# start of Supplied entries

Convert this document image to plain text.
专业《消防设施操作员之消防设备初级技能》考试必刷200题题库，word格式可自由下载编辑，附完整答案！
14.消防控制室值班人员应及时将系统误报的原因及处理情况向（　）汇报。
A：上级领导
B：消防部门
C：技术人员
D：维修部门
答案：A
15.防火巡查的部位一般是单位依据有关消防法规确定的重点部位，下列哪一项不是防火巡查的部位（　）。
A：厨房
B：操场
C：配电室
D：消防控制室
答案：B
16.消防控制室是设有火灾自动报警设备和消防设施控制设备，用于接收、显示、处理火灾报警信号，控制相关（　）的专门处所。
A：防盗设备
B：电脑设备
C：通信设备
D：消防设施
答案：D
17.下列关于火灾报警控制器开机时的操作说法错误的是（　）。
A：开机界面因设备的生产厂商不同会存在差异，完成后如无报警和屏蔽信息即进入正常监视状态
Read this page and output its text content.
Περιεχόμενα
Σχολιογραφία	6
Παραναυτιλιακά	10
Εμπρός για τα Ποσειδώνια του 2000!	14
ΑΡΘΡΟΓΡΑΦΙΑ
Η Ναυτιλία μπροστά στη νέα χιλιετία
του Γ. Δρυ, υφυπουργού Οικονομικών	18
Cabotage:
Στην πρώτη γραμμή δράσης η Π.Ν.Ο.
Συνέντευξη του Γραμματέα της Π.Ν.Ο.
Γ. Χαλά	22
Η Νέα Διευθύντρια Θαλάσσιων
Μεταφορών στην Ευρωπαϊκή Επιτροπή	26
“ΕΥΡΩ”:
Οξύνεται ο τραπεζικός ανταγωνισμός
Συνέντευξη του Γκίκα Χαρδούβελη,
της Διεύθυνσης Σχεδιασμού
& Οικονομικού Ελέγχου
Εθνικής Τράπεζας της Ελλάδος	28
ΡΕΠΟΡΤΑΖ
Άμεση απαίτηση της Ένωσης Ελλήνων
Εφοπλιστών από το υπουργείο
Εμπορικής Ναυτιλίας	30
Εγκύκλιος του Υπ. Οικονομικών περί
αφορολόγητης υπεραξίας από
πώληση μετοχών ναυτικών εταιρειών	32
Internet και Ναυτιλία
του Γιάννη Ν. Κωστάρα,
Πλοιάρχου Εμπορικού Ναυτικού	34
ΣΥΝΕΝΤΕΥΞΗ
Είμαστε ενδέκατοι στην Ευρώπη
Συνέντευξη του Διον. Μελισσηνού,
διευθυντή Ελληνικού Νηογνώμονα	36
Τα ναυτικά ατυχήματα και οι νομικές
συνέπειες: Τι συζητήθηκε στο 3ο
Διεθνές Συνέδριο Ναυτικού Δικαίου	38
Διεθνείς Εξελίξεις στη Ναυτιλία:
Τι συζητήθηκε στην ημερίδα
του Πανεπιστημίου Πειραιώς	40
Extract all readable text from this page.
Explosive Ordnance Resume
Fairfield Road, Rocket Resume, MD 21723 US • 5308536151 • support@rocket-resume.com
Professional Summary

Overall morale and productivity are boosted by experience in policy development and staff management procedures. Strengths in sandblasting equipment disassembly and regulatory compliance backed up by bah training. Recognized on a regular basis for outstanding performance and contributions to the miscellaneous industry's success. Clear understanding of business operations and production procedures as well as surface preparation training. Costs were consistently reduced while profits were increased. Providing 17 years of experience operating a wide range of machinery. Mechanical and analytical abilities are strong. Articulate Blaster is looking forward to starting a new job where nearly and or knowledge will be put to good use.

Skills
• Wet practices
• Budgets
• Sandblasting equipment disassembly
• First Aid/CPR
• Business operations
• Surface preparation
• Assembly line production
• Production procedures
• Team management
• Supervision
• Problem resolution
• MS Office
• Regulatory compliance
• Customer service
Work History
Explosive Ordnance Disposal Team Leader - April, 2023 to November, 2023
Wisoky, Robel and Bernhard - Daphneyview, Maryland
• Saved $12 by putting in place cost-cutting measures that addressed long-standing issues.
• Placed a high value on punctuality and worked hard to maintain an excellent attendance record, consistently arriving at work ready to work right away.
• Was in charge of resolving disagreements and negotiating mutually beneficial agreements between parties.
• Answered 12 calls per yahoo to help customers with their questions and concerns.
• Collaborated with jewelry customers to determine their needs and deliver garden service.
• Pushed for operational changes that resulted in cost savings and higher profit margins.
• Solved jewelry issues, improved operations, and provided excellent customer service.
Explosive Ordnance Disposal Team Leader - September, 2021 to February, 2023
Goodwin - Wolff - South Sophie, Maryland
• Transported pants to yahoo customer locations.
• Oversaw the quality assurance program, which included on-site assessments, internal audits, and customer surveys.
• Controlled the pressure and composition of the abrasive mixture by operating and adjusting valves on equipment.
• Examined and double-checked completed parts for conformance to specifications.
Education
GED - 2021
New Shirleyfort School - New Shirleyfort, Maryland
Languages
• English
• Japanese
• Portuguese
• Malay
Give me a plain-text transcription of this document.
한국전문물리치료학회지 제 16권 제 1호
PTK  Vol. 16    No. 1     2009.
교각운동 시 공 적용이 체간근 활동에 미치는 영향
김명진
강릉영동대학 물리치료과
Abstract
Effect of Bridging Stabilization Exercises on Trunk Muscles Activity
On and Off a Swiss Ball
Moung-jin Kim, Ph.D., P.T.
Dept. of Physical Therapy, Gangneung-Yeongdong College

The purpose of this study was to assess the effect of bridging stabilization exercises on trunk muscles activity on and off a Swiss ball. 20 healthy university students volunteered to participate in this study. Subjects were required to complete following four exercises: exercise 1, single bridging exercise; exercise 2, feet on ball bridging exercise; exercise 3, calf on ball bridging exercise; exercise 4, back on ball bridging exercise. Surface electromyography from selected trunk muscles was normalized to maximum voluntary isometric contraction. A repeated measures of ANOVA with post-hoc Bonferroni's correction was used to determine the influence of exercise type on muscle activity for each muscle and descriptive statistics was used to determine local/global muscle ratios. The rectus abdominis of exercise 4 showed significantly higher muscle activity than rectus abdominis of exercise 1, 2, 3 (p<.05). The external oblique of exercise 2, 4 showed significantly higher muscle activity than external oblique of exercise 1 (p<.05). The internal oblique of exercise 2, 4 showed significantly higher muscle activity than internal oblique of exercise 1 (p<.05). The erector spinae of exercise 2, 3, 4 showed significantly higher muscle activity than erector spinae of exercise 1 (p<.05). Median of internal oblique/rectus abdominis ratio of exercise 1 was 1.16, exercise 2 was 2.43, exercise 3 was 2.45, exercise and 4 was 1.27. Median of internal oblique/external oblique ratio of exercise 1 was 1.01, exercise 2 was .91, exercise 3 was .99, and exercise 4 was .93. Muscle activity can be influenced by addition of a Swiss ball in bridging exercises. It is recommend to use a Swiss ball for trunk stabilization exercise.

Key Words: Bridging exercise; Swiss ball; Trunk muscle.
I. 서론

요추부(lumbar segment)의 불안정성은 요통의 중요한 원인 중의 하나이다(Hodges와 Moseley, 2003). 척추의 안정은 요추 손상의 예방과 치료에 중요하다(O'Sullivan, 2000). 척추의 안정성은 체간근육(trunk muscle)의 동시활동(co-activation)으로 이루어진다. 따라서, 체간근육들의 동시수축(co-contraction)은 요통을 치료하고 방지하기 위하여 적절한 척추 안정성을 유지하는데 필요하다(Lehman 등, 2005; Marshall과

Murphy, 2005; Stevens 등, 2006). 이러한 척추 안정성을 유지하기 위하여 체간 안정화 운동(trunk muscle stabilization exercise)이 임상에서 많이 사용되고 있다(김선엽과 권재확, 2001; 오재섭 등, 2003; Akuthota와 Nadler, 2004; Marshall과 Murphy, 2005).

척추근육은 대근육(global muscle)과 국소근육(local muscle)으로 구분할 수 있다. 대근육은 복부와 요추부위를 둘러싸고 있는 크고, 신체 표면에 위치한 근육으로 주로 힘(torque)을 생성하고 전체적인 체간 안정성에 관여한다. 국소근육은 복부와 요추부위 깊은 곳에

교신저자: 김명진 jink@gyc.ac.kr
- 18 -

# end of Supplied entries

- _Directive_:
Where a line of the material above holds the string "Marshall과", copy that line.

- _Answer for the task_:
요추부(lumbar segment)의 불안정성은 요통의 중요한 원인 중의 하나이다(Hodges와 Moseley, 2003). 척추의 안정은 요추 손상의 예방과 치료에 중요하다(O'Sullivan, 2000). 척추의 안정성은 체간근육(trunk muscle)의 동시활동(co-activation)으로 이루어진다. 따라서, 체간근육들의 동시수축(co-contraction)은 요통을 치료하고 방지하기 위하여 적절한 척추 안정성을 유지하는데 필요하다(Lehman 등, 2005; Marshall과
Murphy, 2005; Stevens 등, 2006). 이러한 척추 안정성을 유지하기 위하여 체간 안정화 운동(trunk muscle stabilization exercise)이 임상에서 많이 사용되고 있다(김선엽과 권재확, 2001; 오재섭 등, 2003; Akuthota와 Nadler, 2004; Marshall과 Murphy, 2005).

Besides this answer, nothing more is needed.